- Task details -
Reproduce the full listing below with "Euro area public sector" substituted for each occurrence of "Euro area general government", keeping every other character the same.

----

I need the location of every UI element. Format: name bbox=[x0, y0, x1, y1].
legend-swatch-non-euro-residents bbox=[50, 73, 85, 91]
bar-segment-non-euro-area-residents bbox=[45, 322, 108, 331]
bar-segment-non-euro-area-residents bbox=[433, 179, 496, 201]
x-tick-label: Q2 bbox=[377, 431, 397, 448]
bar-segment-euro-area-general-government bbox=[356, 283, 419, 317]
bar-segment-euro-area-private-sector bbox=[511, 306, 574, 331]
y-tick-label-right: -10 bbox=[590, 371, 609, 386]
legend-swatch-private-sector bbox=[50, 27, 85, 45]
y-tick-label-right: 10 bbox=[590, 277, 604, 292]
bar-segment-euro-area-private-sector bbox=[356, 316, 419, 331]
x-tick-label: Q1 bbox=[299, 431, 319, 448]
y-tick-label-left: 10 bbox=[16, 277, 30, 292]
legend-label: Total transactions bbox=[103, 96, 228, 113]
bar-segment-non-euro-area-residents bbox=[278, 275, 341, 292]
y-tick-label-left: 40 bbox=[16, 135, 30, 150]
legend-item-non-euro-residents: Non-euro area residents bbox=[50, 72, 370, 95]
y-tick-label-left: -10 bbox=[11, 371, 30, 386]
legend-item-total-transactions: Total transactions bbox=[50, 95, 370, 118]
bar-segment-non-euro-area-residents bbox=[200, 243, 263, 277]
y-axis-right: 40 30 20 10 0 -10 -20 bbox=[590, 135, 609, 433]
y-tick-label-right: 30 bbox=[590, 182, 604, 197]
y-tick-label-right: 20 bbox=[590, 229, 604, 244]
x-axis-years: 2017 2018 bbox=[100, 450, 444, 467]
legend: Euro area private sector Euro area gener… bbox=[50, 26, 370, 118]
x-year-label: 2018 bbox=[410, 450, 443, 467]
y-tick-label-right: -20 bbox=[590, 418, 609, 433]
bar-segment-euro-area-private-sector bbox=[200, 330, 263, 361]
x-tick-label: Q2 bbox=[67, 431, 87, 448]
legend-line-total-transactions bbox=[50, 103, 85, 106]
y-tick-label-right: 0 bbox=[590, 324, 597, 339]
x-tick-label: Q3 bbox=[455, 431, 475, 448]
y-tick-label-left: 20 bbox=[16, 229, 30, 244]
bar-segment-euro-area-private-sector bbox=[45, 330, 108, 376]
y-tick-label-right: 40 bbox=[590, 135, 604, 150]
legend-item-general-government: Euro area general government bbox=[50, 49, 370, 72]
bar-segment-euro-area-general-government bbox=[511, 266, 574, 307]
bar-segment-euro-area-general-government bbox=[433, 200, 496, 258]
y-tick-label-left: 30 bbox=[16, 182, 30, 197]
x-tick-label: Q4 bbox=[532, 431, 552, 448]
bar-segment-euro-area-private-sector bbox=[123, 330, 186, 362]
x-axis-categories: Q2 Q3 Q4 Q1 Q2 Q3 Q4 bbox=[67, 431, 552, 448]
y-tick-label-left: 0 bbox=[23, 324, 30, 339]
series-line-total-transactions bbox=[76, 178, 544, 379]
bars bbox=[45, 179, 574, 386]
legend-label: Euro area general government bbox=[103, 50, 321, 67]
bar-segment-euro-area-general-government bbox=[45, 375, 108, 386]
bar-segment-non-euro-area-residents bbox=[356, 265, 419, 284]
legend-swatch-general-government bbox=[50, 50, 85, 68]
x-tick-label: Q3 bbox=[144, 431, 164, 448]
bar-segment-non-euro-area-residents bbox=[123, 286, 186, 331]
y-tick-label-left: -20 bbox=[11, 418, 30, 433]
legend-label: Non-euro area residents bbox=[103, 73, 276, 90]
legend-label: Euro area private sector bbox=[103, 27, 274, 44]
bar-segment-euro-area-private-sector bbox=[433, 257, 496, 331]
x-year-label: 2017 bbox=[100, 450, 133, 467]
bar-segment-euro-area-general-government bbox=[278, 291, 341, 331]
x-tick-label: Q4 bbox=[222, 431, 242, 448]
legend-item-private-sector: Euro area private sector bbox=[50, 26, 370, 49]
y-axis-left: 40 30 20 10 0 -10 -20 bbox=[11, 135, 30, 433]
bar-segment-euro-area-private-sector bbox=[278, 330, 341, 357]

----

- Finished task -
I need the location of every UI element. Format: name bbox=[x0, y0, x1, y1].
legend-swatch-non-euro-residents bbox=[50, 73, 85, 91]
bar-segment-non-euro-area-residents bbox=[45, 322, 108, 331]
bar-segment-non-euro-area-residents bbox=[433, 179, 496, 201]
x-tick-label: Q2 bbox=[377, 431, 397, 448]
bar-segment-euro-area-general-government bbox=[356, 283, 419, 317]
bar-segment-euro-area-private-sector bbox=[511, 306, 574, 331]
y-tick-label-right: -10 bbox=[590, 371, 609, 386]
legend-swatch-private-sector bbox=[50, 27, 85, 45]
y-tick-label-right: 10 bbox=[590, 277, 604, 292]
bar-segment-euro-area-private-sector bbox=[356, 316, 419, 331]
x-tick-label: Q1 bbox=[299, 431, 319, 448]
y-tick-label-left: 10 bbox=[16, 277, 30, 292]
legend-label: Total transactions bbox=[103, 96, 228, 113]
bar-segment-non-euro-area-residents bbox=[278, 275, 341, 292]
y-tick-label-left: 40 bbox=[16, 135, 30, 150]
legend-item-non-euro-residents: Non-euro area residents bbox=[50, 72, 370, 95]
y-tick-label-left: -10 bbox=[11, 371, 30, 386]
legend-item-total-transactions: Total transactions bbox=[50, 95, 370, 118]
bar-segment-non-euro-area-residents bbox=[200, 243, 263, 277]
y-axis-right: 40 30 20 10 0 -10 -20 bbox=[590, 135, 609, 433]
y-tick-label-right: 30 bbox=[590, 182, 604, 197]
y-tick-label-right: 20 bbox=[590, 229, 604, 244]
x-axis-years: 2017 2018 bbox=[100, 450, 444, 467]
legend: Euro area private sector Euro area gener… bbox=[50, 26, 370, 118]
x-year-label: 2018 bbox=[410, 450, 443, 467]
y-tick-label-right: -20 bbox=[590, 418, 609, 433]
bar-segment-euro-area-private-sector bbox=[200, 330, 263, 361]
x-tick-label: Q2 bbox=[67, 431, 87, 448]
legend-line-total-transactions bbox=[50, 103, 85, 106]
y-tick-label-right: 0 bbox=[590, 324, 597, 339]
x-tick-label: Q3 bbox=[455, 431, 475, 448]
y-tick-label-left: 20 bbox=[16, 229, 30, 244]
bar-segment-euro-area-private-sector bbox=[45, 330, 108, 376]
y-tick-label-right: 40 bbox=[590, 135, 604, 150]
legend-item-general-government: Euro area public sector bbox=[50, 49, 370, 72]
bar-segment-euro-area-general-government bbox=[511, 266, 574, 307]
bar-segment-euro-area-general-government bbox=[433, 200, 496, 258]
y-tick-label-left: 30 bbox=[16, 182, 30, 197]
x-tick-label: Q4 bbox=[532, 431, 552, 448]
bar-segment-euro-area-private-sector bbox=[123, 330, 186, 362]
x-axis-categories: Q2 Q3 Q4 Q1 Q2 Q3 Q4 bbox=[67, 431, 552, 448]
y-tick-label-left: 0 bbox=[23, 324, 30, 339]
series-line-total-transactions bbox=[76, 178, 544, 379]
bars bbox=[45, 179, 574, 386]
legend-label: Euro area public sector bbox=[103, 50, 321, 67]
bar-segment-euro-area-general-government bbox=[45, 375, 108, 386]
bar-segment-non-euro-area-residents bbox=[356, 265, 419, 284]
legend-swatch-general-government bbox=[50, 50, 85, 68]
x-tick-label: Q3 bbox=[144, 431, 164, 448]
bar-segment-non-euro-area-residents bbox=[123, 286, 186, 331]
y-tick-label-left: -20 bbox=[11, 418, 30, 433]
legend-label: Non-euro area residents bbox=[103, 73, 276, 90]
legend-label: Euro area private sector bbox=[103, 27, 274, 44]
bar-segment-euro-area-private-sector bbox=[433, 257, 496, 331]
x-year-label: 2017 bbox=[100, 450, 133, 467]
bar-segment-euro-area-general-government bbox=[278, 291, 341, 331]
x-tick-label: Q4 bbox=[222, 431, 242, 448]
legend-item-private-sector: Euro area private sector bbox=[50, 26, 370, 49]
y-axis-left: 40 30 20 10 0 -10 -20 bbox=[11, 135, 30, 433]
bar-segment-euro-area-private-sector bbox=[278, 330, 341, 357]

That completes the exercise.